[Task goal]
Locate the word "name" in the data below, then copy every line that holds it.

[Records shown]
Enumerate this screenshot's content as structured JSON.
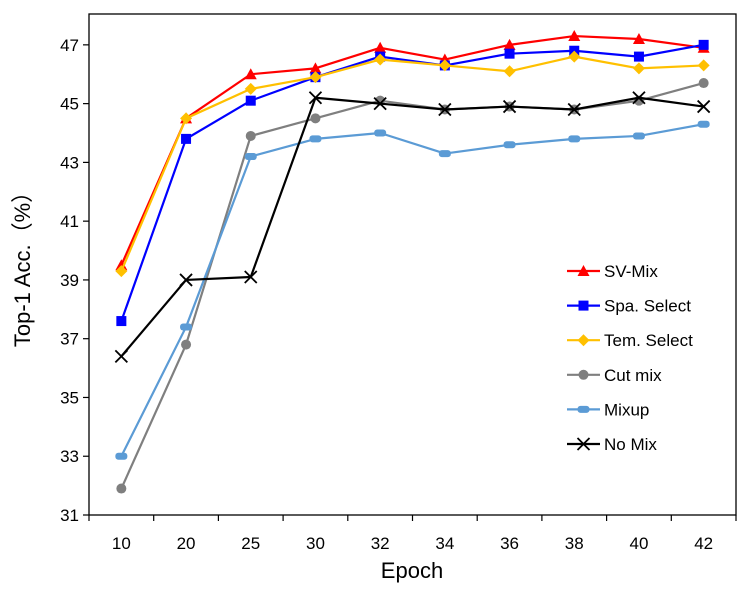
{
  "chart_data": {
    "type": "line",
    "title": "",
    "xlabel": "Epoch",
    "ylabel": "Top-1 Acc.（%）",
    "categories": [
      "10",
      "20",
      "25",
      "30",
      "32",
      "34",
      "36",
      "38",
      "40",
      "42"
    ],
    "ylim": [
      31,
      48
    ],
    "yticks": [
      31,
      33,
      35,
      37,
      39,
      41,
      43,
      45,
      47
    ],
    "grid": false,
    "legend_position": "right-middle",
    "series": [
      {
        "name": "SV-Mix",
        "color": "#ff0000",
        "marker": "triangle",
        "values": [
          39.5,
          44.5,
          46.0,
          46.2,
          46.9,
          46.5,
          47.0,
          47.3,
          47.2,
          46.9
        ]
      },
      {
        "name": "Spa. Select",
        "color": "#0000ff",
        "marker": "square",
        "values": [
          37.6,
          43.8,
          45.1,
          45.9,
          46.6,
          46.3,
          46.7,
          46.8,
          46.6,
          47.0
        ]
      },
      {
        "name": "Tem. Select",
        "color": "#ffc000",
        "marker": "diamond",
        "values": [
          39.3,
          44.5,
          45.5,
          45.9,
          46.5,
          46.3,
          46.1,
          46.6,
          46.2,
          46.3
        ]
      },
      {
        "name": "Cut mix",
        "color": "#7f7f7f",
        "marker": "circle",
        "values": [
          31.9,
          36.8,
          43.9,
          44.5,
          45.1,
          44.8,
          44.9,
          44.8,
          45.1,
          45.7
        ]
      },
      {
        "name": "Mixup",
        "color": "#5b9bd5",
        "marker": "dash",
        "values": [
          33.0,
          37.4,
          43.2,
          43.8,
          44.0,
          43.3,
          43.6,
          43.8,
          43.9,
          44.3
        ]
      },
      {
        "name": "No Mix",
        "color": "#000000",
        "marker": "x",
        "values": [
          36.4,
          39.0,
          39.1,
          45.2,
          45.0,
          44.8,
          44.9,
          44.8,
          45.2,
          44.9
        ]
      }
    ]
  }
}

[Solution to this task]
        "name": "SV-Mix",
        "name": "Spa. Select",
        "name": "Tem. Select",
        "name": "Cut mix",
        "name": "Mixup",
        "name": "No Mix",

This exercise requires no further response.